_Problem_. Copy every line of the data that includes the string "secret".

[START OF Extracted data]

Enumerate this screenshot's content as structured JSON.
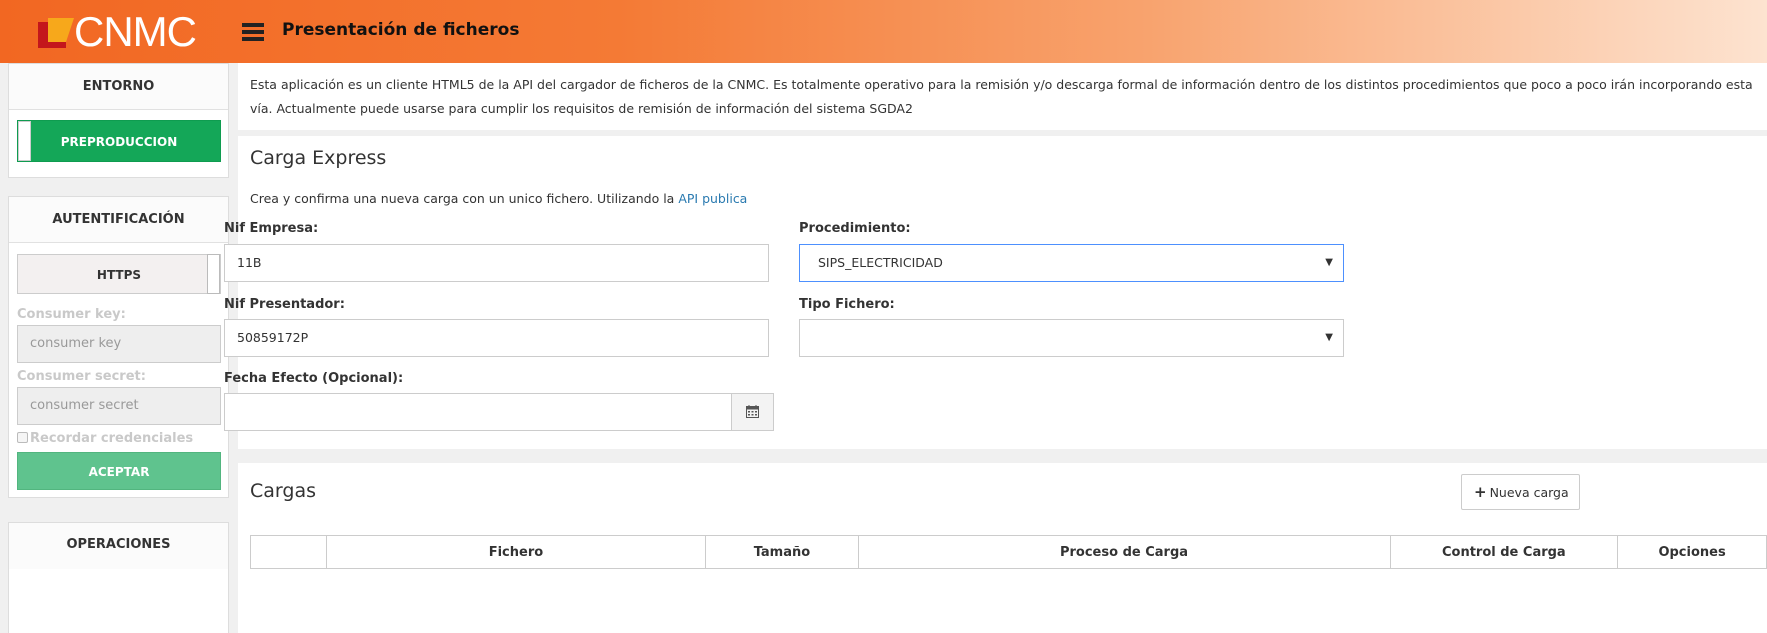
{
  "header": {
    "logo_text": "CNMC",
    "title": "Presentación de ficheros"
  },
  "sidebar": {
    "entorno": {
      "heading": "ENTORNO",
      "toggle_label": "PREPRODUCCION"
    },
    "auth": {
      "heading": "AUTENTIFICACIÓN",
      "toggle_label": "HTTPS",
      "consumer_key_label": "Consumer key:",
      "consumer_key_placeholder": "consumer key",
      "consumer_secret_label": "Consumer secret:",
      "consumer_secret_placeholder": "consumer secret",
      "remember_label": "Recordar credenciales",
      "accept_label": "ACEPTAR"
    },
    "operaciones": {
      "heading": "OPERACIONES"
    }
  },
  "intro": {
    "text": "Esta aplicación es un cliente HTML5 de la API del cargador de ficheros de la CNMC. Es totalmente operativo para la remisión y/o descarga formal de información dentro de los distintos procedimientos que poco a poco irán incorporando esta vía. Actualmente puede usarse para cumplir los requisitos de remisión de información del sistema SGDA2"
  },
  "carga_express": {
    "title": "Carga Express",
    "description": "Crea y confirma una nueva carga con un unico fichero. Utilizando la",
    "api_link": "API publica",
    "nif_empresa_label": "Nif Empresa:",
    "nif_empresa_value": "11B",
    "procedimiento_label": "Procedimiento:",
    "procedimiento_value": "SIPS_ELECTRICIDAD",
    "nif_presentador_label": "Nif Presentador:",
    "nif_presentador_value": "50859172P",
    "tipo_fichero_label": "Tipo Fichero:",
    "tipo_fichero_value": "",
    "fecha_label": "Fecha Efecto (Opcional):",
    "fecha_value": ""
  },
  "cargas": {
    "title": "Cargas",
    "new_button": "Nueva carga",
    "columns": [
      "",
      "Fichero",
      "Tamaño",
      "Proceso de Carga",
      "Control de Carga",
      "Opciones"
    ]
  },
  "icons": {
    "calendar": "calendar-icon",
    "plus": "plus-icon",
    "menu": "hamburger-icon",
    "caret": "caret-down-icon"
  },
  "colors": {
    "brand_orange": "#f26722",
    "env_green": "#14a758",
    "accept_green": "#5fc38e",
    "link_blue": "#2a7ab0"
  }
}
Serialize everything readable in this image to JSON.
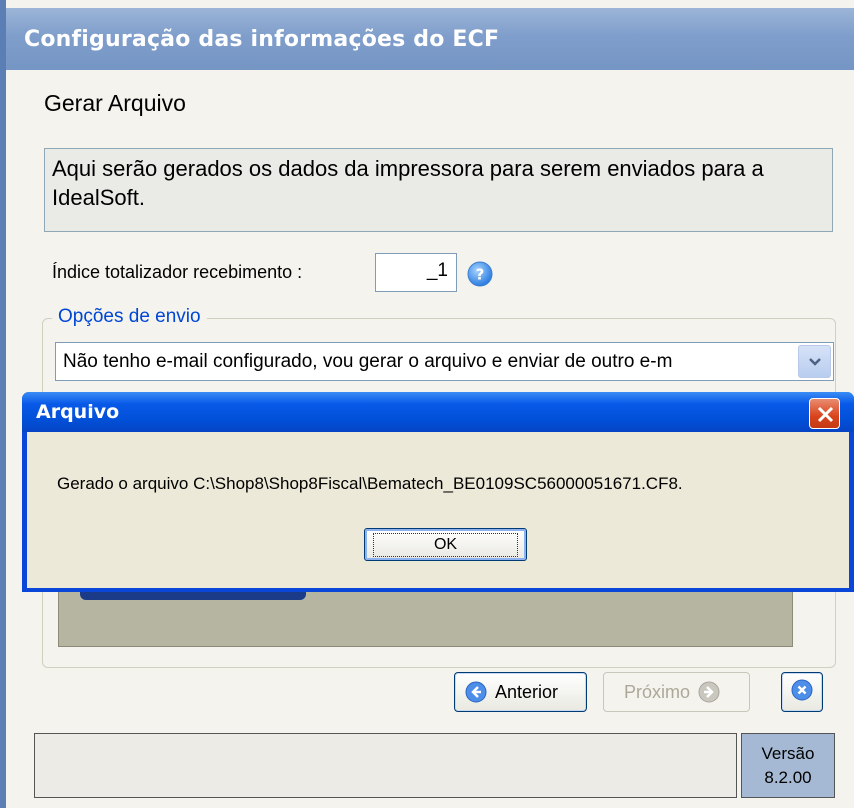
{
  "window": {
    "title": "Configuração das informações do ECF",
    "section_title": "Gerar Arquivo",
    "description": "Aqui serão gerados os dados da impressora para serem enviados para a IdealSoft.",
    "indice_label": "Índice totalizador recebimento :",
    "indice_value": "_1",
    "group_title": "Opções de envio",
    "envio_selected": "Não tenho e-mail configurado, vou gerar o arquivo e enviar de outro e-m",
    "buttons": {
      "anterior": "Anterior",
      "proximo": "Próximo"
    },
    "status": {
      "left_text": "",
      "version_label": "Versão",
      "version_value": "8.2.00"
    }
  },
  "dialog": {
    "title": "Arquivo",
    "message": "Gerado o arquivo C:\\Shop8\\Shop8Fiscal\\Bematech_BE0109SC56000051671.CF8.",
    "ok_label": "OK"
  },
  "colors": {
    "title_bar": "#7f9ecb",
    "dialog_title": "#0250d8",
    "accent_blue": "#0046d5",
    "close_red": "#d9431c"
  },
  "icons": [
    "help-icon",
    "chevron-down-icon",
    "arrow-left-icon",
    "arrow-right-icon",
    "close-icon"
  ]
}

[END OF Extracted data]

_Correct output_.
      "consumer_secret_label": "Consumer secret:",
      "consumer_secret_placeholder": "consumer secret",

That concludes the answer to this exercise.